### Do this:
Pull every line of the entries that has the word "JSON".

### Working data:
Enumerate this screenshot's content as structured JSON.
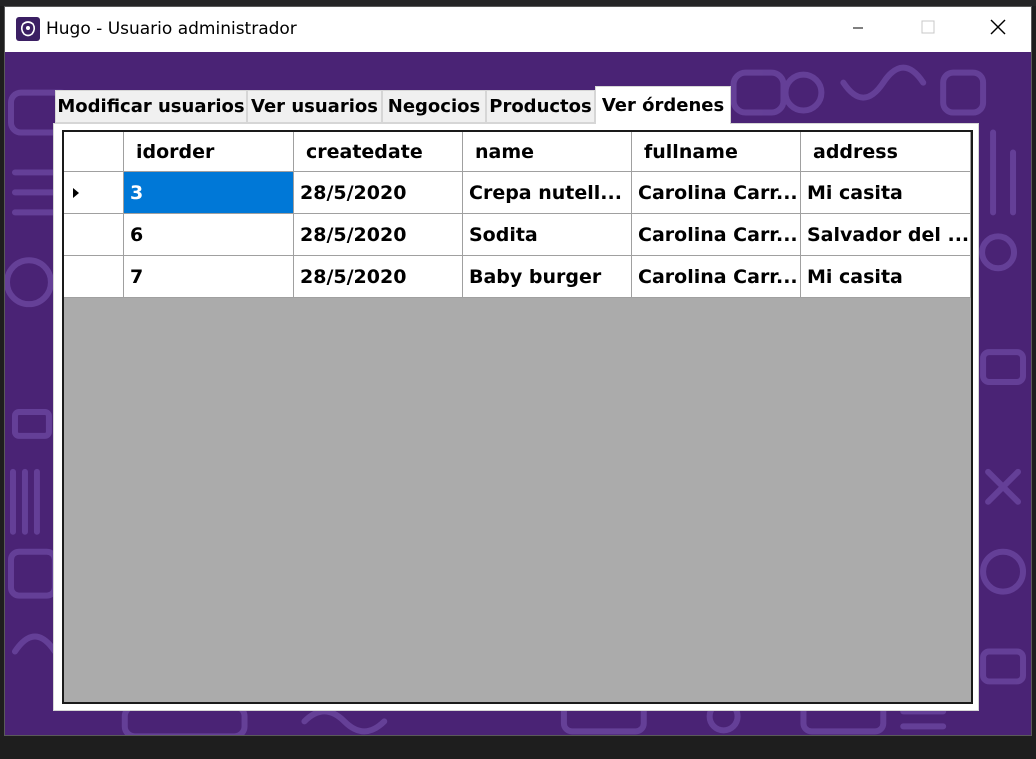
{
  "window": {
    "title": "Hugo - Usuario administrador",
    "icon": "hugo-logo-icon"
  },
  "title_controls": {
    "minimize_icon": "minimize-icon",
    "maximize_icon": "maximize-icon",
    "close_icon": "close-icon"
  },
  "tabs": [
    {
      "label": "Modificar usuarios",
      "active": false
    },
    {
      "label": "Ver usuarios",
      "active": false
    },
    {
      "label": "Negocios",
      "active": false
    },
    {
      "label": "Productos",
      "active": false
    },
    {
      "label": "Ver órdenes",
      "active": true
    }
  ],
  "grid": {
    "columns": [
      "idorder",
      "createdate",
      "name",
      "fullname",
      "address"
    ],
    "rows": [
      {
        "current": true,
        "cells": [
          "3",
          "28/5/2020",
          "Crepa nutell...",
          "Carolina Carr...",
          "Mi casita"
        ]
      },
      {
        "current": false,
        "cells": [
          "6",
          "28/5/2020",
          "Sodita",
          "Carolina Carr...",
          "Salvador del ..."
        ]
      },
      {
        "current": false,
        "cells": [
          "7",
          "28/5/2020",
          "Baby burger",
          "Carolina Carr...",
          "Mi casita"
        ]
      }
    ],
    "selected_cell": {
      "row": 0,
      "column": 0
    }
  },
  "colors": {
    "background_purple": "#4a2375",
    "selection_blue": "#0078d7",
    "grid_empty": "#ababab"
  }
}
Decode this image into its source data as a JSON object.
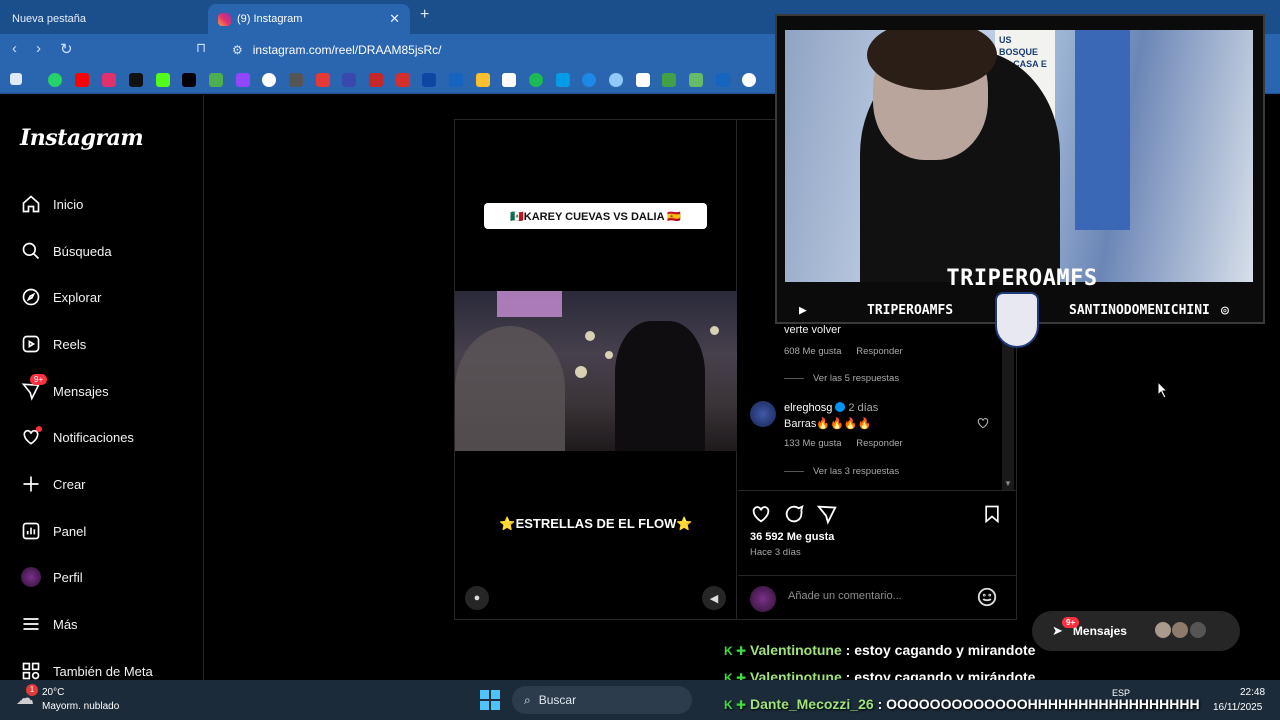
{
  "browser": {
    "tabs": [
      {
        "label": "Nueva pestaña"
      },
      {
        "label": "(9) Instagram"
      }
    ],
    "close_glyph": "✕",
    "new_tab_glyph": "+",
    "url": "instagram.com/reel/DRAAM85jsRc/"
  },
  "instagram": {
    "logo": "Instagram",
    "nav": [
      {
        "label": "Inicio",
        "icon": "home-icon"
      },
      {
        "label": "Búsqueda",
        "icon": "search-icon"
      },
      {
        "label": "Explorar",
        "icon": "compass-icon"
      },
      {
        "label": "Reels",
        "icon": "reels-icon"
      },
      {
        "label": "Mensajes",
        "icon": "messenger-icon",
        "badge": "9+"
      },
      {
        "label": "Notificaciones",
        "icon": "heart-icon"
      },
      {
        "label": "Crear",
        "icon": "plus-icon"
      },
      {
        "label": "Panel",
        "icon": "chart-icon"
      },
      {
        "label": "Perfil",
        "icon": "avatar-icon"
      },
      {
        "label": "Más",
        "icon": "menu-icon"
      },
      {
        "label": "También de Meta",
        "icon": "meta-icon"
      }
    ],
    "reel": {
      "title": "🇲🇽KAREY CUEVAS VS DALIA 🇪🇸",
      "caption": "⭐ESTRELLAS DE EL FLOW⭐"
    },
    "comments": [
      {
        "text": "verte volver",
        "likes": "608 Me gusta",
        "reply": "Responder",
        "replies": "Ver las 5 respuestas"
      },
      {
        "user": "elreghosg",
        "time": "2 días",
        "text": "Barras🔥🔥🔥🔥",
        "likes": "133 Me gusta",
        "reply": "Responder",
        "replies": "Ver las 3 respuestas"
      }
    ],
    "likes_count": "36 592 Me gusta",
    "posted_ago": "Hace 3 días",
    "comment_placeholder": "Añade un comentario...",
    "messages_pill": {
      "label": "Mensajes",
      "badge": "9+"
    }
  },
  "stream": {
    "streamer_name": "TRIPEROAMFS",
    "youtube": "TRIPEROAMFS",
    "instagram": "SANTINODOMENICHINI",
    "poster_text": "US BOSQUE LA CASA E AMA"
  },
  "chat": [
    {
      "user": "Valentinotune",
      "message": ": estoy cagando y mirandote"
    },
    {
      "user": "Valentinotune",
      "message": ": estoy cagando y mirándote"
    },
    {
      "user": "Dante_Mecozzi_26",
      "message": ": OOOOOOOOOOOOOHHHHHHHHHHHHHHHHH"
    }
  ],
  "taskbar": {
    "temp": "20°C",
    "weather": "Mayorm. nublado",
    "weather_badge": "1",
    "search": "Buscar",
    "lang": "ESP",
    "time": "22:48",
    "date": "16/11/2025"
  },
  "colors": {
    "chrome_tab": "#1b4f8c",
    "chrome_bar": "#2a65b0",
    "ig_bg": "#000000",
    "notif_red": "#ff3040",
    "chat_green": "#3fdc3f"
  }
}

### Task result:
Enumerate this screenshot's content as structured JSON.
Decode this image into its source data as a JSON object.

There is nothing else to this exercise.